▶ Provided records
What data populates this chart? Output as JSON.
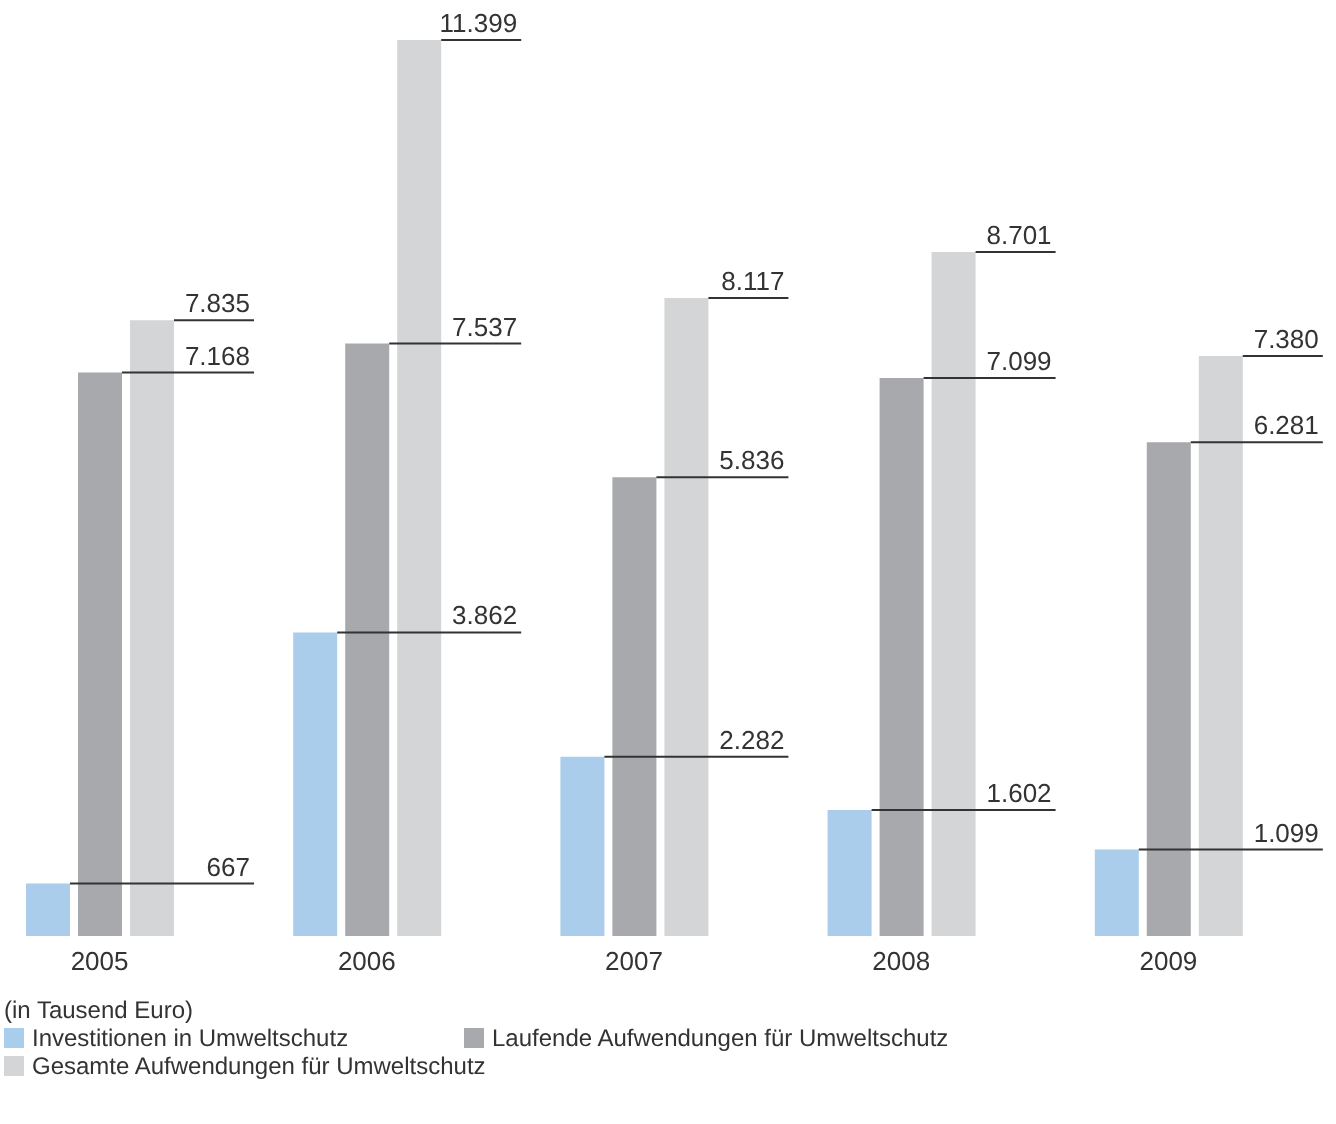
{
  "chart_data": {
    "type": "bar",
    "categories": [
      "2005",
      "2006",
      "2007",
      "2008",
      "2009"
    ],
    "series": [
      {
        "name": "Investitionen in Umweltschutz",
        "color": "#a9cdea",
        "values": [
          667,
          3862,
          2282,
          1602,
          1099
        ],
        "value_labels": [
          "667",
          "3.862",
          "2.282",
          "1.602",
          "1.099"
        ]
      },
      {
        "name": "Laufende Aufwendungen für Umweltschutz",
        "color": "#a8a9ac",
        "values": [
          7168,
          7537,
          5836,
          7099,
          6281
        ],
        "value_labels": [
          "7.168",
          "7.537",
          "5.836",
          "7.099",
          "6.281"
        ]
      },
      {
        "name": "Gesamte Aufwendungen für Umweltschutz",
        "color": "#d4d5d6",
        "values": [
          7835,
          11399,
          8117,
          8701,
          7380
        ],
        "value_labels": [
          "7.835",
          "11.399",
          "8.117",
          "8.701",
          "7.380"
        ]
      }
    ],
    "annotations": [
      "(in Tausend Euro)"
    ],
    "legend": "bottom left",
    "grid": false
  }
}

▶ Task prompt
Copy out the listing exactly as it stands, but not the pictures.

▶ Result
What data populates this chart? Output as JSON.
{
  "chart_data": {
    "type": "bar",
    "categories": [
      "2005",
      "2006",
      "2007",
      "2008",
      "2009"
    ],
    "series": [
      {
        "name": "Investitionen in Umweltschutz",
        "color": "#a9cdea",
        "values": [
          667,
          3862,
          2282,
          1602,
          1099
        ],
        "value_labels": [
          "667",
          "3.862",
          "2.282",
          "1.602",
          "1.099"
        ]
      },
      {
        "name": "Laufende Aufwendungen für Umweltschutz",
        "color": "#a8a9ac",
        "values": [
          7168,
          7537,
          5836,
          7099,
          6281
        ],
        "value_labels": [
          "7.168",
          "7.537",
          "5.836",
          "7.099",
          "6.281"
        ]
      },
      {
        "name": "Gesamte Aufwendungen für Umweltschutz",
        "color": "#d4d5d6",
        "values": [
          7835,
          11399,
          8117,
          8701,
          7380
        ],
        "value_labels": [
          "7.835",
          "11.399",
          "8.117",
          "8.701",
          "7.380"
        ]
      }
    ],
    "annotations": [
      "(in Tausend Euro)"
    ],
    "legend": "bottom left",
    "grid": false
  }
}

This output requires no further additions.